**Excerpted records:**
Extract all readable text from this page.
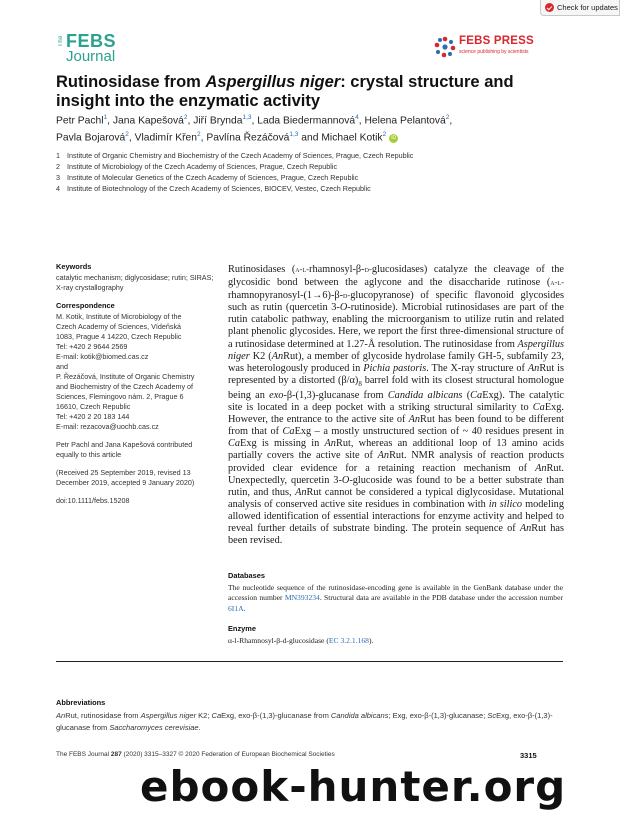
Check for updates
The FEBS
Journal
FEBS PRESS
science publishing by scientists
Rutinosidase from Aspergillus niger: crystal structure and insight into the enzymatic activity
Petr Pachl$^1$, Jana Kapešová$^2$, Jiří Brynda$^{1,3}$, Lada Biedermannová$^4$, Helena Pelantová$^2$,
Pavla Bojarová$^2$, Vladimír Křen$^2$, Pavlína Řezáčová$^{1,3}$ and Michael Kotik$^2$ iD
1 Institute of Organic Chemistry and Biochemistry of the Czech Academy of Sciences, Prague, Czech Republic
2 Institute of Microbiology of the Czech Academy of Sciences, Prague, Czech Republic
3 Institute of Molecular Genetics of the Czech Academy of Sciences, Prague, Czech Republic
4 Institute of Biotechnology of the Czech Academy of Sciences, BIOCEV, Vestec, Czech Republic
Keywords

catalytic mechanism; diglycosidase; rutin; SIRAS; X-ray crystallography

Correspondence

M. Kotik, Institute of Microbiology of the
Czech Academy of Sciences, Vídeňská
1083, Prague 4 14220, Czech Republic
Tel: +420 2 9644 2569
E-mail: kotik@biomed.cas.cz
and
P. Řezáčová, Institute of Organic Chemistry
and Biochemistry of the Czech Academy of
Sciences, Flemingovo nám. 2, Prague 6
16610, Czech Republic
Tel: +420 2 20 183 144
E-mail: rezacova@uochb.cas.cz

Petr Pachl and Jana Kapešová contributed
equally to this article

(Received 25 September 2019, revised 13
December 2019, accepted 9 January 2020)

doi:10.1111/febs.15208

Rutinosidases (α-l-rhamnosyl-β-d-glucosidases) catalyze the cleavage of the glycosidic bond between the aglycone and the disaccharide rutinose (α-l-rhamnopyranosyl-(1→6)-β-d-glucopyranose) of specific flavonoid glycosides such as rutin (quercetin 3-O-rutinoside). Microbial rutinosidases are part of the rutin catabolic pathway, enabling the microorganism to utilize rutin and related plant phenolic glycosides. Here, we report the first three-dimensional structure of a rutinosidase determined at 1.27-Å resolution. The rutinosidase from Aspergillus niger K2 (AnRut), a member of glycoside hydrolase family GH-5, subfamily 23, was heterologously produced in Pichia pastoris. The X-ray structure of AnRut is represented by a distorted $(\beta/\alpha)_8$ barrel fold with its closest structural homologue being an exo-β-(1,3)-glucanase from Candida albicans (CaExg). The catalytic site is located in a deep pocket with a striking structural similarity to CaExg. However, the entrance to the active site of AnRut has been found to be different from that of CaExg – a mostly unstructured section of ~ 40 residues present in CaExg is missing in AnRut, whereas an additional loop of 13 amino acids partially covers the active site of AnRut. NMR analysis of reaction products provided clear evidence for a retaining reaction mechanism of AnRut. Unexpectedly, quercetin 3-O-glucoside was found to be a better substrate than rutin, and thus, AnRut cannot be considered a typical diglycosidase. Mutational analysis of conserved active site residues in combination with in silico modeling allowed identification of essential interactions for enzyme activity and helped to reveal further details of substrate binding. The protein sequence of AnRut has been revised.

Databases
The nucleotide sequence of the rutinosidase-encoding gene is available in the GenBank database under the accession number MN393234. Structural data are available in the PDB database under the accession number 6I1A.
Enzyme
α-l-Rhamnosyl-β-d-glucosidase (EC 3.2.1.168).
Abbreviations
AnRut, rutinosidase from Aspergillus niger K2; CaExg, exo-β-(1,3)-glucanase from Candida albicans; Exg, exo-β-(1,3)-glucanase; ScExg, exo-β-(1,3)-glucanase from Saccharomyces cerevisiae.
The FEBS Journal 287 (2020) 3315–3327 © 2020 Federation of European Biochemical Societies	3315
ebook-hunter.org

**Problem to work on:** Across the listing above, count the lines that include "Kapešová" and give the figure with no other words.

**Solution to this exercise:** 2